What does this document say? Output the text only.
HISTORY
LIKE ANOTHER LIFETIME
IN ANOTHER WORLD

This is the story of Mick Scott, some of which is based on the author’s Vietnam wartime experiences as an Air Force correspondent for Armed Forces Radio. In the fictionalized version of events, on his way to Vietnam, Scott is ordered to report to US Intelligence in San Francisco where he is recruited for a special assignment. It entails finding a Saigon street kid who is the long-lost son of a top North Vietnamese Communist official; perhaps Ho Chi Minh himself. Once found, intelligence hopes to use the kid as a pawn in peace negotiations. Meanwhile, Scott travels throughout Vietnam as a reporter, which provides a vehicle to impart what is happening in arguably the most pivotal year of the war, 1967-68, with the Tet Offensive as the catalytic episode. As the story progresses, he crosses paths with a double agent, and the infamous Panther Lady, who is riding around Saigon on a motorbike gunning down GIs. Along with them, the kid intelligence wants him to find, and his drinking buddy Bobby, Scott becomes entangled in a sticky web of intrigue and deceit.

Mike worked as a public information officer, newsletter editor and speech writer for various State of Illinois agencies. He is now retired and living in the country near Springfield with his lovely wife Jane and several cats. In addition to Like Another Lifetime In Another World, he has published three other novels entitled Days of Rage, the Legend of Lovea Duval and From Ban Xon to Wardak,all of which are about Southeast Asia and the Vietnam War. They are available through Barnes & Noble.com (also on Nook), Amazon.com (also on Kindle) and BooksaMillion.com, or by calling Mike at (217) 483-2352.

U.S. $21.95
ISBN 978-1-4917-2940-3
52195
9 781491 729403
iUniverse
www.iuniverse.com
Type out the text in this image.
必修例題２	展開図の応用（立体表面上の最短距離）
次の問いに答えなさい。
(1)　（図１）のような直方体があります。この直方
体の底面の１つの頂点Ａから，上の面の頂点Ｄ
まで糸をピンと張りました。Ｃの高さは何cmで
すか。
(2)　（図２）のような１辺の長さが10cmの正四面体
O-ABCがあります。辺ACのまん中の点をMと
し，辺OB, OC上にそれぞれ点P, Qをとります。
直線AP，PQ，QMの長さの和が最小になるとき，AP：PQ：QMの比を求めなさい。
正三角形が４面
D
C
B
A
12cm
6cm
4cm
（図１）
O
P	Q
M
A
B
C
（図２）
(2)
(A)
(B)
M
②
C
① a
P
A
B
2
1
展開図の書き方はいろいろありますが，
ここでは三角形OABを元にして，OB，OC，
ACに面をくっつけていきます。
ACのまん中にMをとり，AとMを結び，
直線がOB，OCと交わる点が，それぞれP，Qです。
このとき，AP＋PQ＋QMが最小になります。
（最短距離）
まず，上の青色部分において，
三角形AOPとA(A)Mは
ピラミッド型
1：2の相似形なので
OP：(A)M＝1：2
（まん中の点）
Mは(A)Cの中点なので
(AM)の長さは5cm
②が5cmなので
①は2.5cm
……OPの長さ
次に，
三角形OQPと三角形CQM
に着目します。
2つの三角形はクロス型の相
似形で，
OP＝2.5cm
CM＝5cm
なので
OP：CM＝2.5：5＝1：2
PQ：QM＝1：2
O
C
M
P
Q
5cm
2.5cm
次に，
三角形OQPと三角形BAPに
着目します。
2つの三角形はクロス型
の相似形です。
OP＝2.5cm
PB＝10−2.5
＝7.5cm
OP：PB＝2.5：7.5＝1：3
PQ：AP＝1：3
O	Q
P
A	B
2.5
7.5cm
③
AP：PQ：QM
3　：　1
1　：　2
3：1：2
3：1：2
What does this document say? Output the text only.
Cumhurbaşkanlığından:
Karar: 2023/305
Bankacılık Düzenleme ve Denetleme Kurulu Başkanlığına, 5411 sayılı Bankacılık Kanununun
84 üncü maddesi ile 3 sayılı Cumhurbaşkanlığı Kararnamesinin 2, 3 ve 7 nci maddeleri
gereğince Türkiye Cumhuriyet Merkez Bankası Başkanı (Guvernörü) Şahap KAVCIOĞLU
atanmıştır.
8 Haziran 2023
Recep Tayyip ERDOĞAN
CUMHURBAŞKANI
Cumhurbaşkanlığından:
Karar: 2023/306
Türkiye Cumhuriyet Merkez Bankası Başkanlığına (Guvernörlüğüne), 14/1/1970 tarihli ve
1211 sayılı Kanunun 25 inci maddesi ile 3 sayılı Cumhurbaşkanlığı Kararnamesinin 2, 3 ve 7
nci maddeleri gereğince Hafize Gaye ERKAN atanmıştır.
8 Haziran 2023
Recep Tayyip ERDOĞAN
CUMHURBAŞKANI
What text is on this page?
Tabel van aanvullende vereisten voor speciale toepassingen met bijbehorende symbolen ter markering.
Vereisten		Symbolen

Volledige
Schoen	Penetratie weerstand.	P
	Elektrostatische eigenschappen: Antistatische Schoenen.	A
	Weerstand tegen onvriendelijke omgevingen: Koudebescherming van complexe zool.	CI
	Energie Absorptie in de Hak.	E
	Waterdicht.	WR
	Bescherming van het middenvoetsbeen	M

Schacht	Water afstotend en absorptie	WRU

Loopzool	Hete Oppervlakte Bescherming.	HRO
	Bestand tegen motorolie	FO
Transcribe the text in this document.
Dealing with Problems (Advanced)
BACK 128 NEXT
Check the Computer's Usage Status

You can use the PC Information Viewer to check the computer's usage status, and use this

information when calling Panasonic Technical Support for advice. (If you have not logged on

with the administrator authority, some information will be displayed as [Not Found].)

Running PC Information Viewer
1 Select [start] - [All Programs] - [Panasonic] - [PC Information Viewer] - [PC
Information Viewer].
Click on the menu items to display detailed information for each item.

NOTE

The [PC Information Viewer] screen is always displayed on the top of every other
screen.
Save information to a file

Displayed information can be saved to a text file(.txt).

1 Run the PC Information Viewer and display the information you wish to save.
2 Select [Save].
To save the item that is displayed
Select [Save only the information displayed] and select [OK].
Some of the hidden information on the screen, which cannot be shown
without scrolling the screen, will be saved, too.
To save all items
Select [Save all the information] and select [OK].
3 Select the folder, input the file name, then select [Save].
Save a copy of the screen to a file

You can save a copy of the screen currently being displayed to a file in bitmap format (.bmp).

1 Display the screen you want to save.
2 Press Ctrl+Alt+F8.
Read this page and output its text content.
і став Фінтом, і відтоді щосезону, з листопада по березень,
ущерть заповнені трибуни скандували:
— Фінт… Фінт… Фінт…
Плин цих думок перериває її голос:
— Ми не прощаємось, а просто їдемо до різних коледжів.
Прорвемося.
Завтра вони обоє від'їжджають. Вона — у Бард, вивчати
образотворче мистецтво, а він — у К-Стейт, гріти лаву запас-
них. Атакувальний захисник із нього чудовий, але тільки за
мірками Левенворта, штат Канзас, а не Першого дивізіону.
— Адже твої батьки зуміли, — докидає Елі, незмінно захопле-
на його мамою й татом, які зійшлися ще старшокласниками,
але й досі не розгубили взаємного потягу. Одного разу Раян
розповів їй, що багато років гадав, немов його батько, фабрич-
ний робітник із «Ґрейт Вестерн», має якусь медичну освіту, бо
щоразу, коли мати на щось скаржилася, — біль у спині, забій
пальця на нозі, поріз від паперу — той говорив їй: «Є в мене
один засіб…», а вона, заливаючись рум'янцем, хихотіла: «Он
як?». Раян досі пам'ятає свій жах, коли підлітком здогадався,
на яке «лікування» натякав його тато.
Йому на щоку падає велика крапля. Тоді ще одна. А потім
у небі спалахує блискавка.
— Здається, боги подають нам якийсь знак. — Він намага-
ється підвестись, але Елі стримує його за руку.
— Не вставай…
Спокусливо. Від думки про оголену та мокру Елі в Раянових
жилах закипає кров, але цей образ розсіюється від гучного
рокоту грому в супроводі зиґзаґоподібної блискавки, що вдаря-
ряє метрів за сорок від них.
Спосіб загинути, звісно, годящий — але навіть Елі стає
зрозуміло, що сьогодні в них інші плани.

**EXERCISE TASK:** Search the preceding listing for the word "maddeleri" and pull out every line that holds it.

**ANSWER:**
84 üncü maddesi ile 3 sayılı Cumhurbaşkanlığı Kararnamesinin 2, 3 ve 7 nci maddeleri
nci maddeleri gereğince Hafize Gaye ERKAN atanmıştır.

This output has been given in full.